# What is the meaning or story behind...



## Dandy Hill Farm (Aug 5, 2021)

Your user name!! I have noticed that some of you guys have very interesting and creative user names. And I would really love to know why you decided to go with them! 

I'll go first. Well, if you haven't guessed already, it's my farm name! Very creative, huh?!?! 🤣 😁

Ok, now it's your turn!!


----------



## Kass (Apr 26, 2020)

I almost made a thread like this a little while ago. Mine is just my name lol. 

Sent from my SM-A115U using Goat Forum mobile app


----------



## K.B. (Mar 15, 2021)

Mines my initials lol very creative huh


----------



## Goatastic43 (Jun 11, 2021)

I came to my dad and said “Dad! I need a user name!” “Goatastic or something like that would work.” Hence, my username….


----------



## Tanya (Mar 31, 2020)

J7st my name... was a spir of the moment thing


----------



## Lil Boogie (Mar 24, 2021)

My user name is my real life nick name (Might as well be my real name LOL) well, one of them anyway LOL. when me & my two sisters call or talk to each other we don't call each other by name......if I'm being honest we probably only call each other by name 5-8 times a year LOL. Okay I'm the youngest so im called "Lil Boogie" and my middle sister is called "Medium Boogie " & my oldest sister is called "Big Boogie". Now you know LOL.......I came up with those nick name 6-7 years ago....... so yeah LOL.....Im a kid at heart okay LOL


----------



## Boers4ever (Jun 28, 2020)

════════

Things to do:
(1) Answer these questions about the forum thread on user names above.
(a) According to the opening post, where does the user name Dandy Hill Farm come from?
(b) What user name did Goatastic43's dad suggest?
(c) What is Lil Boogie's oldest sister called?
(2) Recast the paragraph in the forum thread on user names that begins "My user name is my real life nick name" as a short list that keeps its main facts.
(3) Carry the forum thread on user names further by writing the post that follows its final header, "Boers4ever (Jun 28, 2020)."

[Excerpt from a dataset]
════════

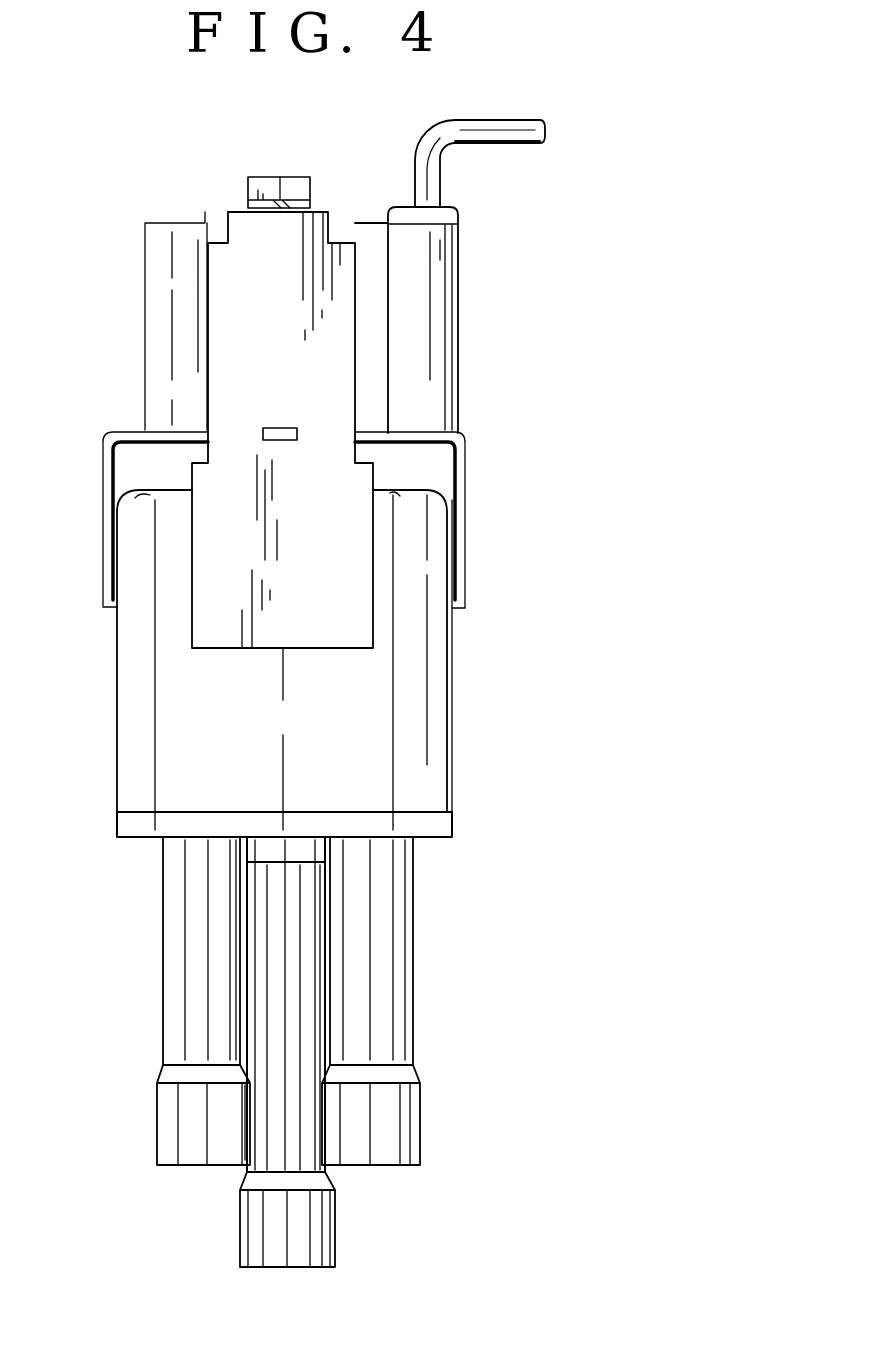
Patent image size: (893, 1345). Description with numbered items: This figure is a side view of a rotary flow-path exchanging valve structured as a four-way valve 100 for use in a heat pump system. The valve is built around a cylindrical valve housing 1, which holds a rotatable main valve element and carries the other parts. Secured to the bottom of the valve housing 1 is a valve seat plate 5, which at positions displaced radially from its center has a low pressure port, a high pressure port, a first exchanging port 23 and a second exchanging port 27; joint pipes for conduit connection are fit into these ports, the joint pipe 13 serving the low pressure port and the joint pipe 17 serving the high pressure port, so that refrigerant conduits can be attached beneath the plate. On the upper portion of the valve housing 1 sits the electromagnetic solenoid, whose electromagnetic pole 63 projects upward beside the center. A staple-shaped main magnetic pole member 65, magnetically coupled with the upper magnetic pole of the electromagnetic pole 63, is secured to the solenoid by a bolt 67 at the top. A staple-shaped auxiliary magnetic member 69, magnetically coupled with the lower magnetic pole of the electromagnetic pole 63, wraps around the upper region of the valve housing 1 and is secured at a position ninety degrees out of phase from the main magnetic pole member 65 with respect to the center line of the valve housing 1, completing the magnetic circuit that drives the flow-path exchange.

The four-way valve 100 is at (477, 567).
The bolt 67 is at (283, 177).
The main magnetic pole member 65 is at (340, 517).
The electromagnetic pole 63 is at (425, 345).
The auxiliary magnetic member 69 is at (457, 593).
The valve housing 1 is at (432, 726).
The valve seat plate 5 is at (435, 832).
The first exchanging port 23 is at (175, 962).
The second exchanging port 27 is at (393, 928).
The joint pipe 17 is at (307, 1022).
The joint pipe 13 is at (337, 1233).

════════

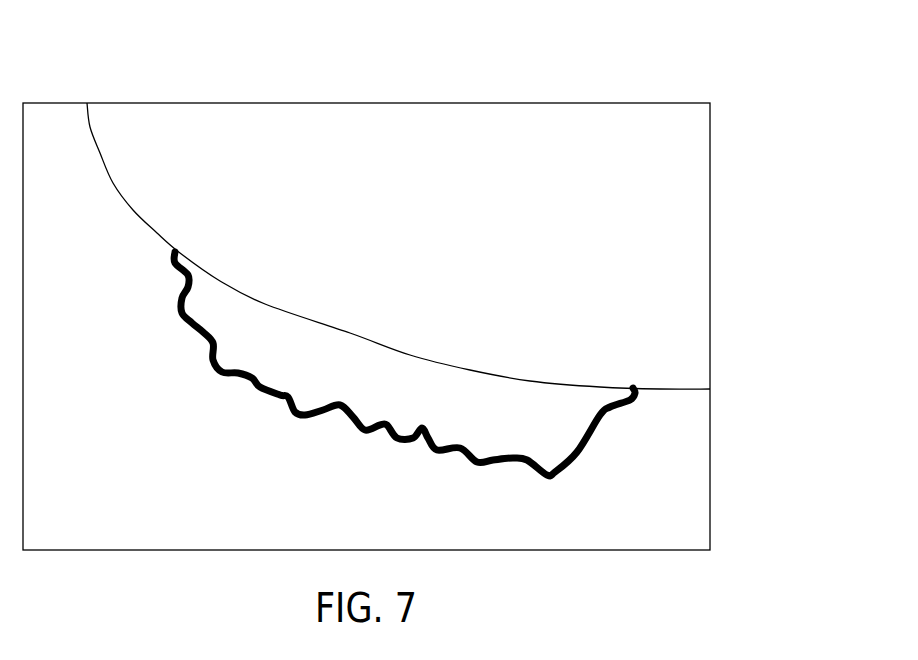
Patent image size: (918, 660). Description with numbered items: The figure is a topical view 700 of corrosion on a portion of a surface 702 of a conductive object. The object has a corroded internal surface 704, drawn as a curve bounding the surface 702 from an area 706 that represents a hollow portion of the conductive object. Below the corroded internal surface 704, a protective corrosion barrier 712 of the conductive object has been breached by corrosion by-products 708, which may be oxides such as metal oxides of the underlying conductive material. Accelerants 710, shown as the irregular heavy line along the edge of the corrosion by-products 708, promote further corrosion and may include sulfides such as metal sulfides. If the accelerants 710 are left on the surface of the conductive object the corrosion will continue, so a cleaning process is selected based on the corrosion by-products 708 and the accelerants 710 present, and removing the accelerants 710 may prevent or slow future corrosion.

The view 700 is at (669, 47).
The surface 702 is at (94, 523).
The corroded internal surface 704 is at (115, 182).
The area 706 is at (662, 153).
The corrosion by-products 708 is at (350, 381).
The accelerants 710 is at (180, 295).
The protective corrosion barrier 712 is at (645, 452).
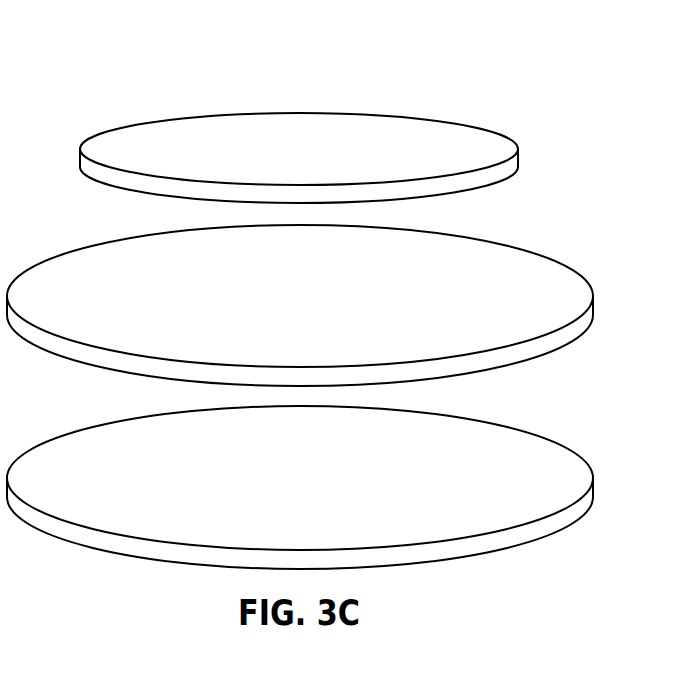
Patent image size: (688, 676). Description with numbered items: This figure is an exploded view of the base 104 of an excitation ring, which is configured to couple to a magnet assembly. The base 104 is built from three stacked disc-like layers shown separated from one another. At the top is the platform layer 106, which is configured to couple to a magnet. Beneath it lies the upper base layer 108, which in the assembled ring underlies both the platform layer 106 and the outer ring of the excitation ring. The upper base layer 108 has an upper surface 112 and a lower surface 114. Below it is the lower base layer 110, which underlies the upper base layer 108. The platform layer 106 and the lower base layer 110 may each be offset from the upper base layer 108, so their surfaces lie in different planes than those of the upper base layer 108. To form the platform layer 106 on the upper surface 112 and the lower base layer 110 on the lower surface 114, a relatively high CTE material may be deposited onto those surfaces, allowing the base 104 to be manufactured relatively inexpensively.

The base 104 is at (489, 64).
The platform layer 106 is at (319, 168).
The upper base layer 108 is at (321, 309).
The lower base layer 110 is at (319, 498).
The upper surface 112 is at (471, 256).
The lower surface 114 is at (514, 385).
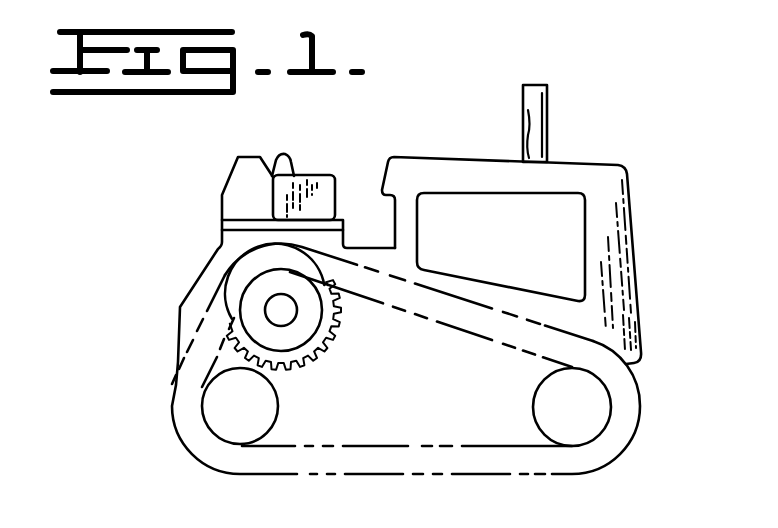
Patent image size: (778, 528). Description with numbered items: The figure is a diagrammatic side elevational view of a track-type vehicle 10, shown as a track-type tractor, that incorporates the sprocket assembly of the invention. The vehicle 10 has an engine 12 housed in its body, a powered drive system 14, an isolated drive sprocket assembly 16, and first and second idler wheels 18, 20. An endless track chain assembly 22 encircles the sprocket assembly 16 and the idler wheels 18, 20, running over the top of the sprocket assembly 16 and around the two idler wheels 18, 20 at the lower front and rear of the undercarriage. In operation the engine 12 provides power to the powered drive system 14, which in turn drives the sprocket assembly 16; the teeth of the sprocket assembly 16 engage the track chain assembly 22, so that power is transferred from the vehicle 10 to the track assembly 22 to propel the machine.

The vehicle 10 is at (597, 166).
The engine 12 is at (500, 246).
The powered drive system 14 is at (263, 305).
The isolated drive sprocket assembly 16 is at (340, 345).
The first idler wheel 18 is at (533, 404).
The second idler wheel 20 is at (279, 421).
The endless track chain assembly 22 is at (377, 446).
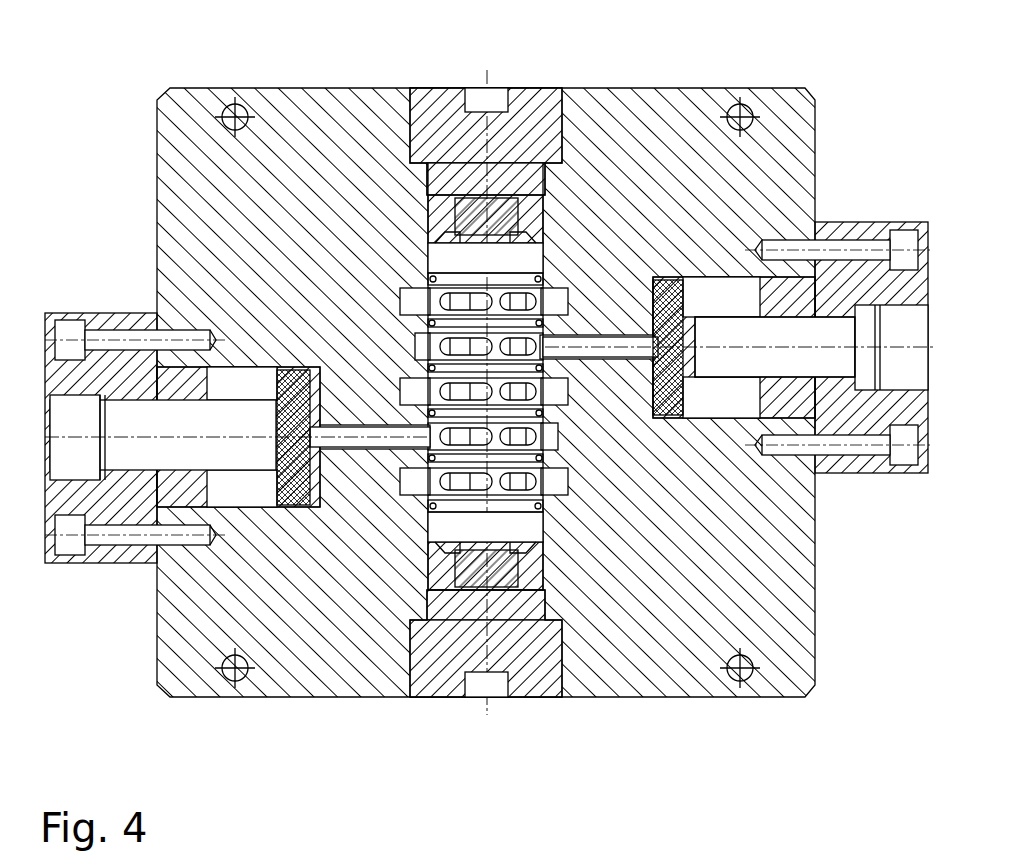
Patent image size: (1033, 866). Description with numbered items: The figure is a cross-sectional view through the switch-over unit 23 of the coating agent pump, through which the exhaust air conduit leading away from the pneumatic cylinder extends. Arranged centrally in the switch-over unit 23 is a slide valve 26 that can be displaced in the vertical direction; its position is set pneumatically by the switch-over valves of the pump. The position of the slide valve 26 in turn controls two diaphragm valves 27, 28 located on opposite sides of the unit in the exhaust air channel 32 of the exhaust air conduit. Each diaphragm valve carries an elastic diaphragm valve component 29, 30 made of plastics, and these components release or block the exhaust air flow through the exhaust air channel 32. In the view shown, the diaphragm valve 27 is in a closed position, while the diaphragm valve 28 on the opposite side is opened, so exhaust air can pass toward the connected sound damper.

════════

The results:
(1)
(a) It is the poster's farm name.
(b) "Goatastic or something like that."
(c) "Big Boogie."

(2)
- "Lil Boogie" is the poster's real-life nickname, one of several.
- The poster and two sisters rarely use each other's names, probably only 5-8 times a year.
- The poster is the youngest and is called "Lil Boogie."
- The middle sister is "Medium Boogie," and the oldest is "Big Boogie."
- The poster came up with these nicknames 6-7 years ago.

(3)
Ooh I like this thread! Ive raised Boers since I was 11, so I thought I was stuck with them forever. But lately I have wanted to branch out toward other meat goat breeds. So maybe I should’ve picked something more generic lol.


----------



## Calistar (Jan 16, 2017)

I have a great many interests, and as they change through the years, my username has kind of morphed with them.

Back in college, I had a betta phase. I had tons of betta fish. My favorite betta at the time was black with tattered-looking fins who I thought looked like a pirate flag. So I named him Calico Jack, after my favorite pirate. I joined a betta forum and used that as my screen name.

Then I started collecting My Little Ponies and joined a MLP forum. Calico Jack was a little rough for a pony forum, so I changed it to Calico Star. Sounded a little more cutesy, and I do love the stars.

When I started raising goats, Calico Star sounded a little TOO cutesy, so I merged the two words and came out with Calistar. Most people assume the "Cali" is for "California," but I AM from California so that works too  And my farm name has the word Star in it, so again, it works, although I have debated just changing my screen name to my farm name.


----------



## 21goaties (Mar 13, 2018)

I joined the forum when one of our goats was dying and I was desperate for advice, we had 21 goats at the time so that's what I made my username be.....sadly she ended up not making it so now we have 20 goaties.


----------



## Ella Ruby (Apr 2, 2021)

Mine is just my first and middle name. In retrospect, I wish I had done something more creative but I don't have a farm name (I might change my username if I come up with a good farm name) and I thought my number/breed of goats might change over time...


----------



## MellonFriend (Aug 8, 2017)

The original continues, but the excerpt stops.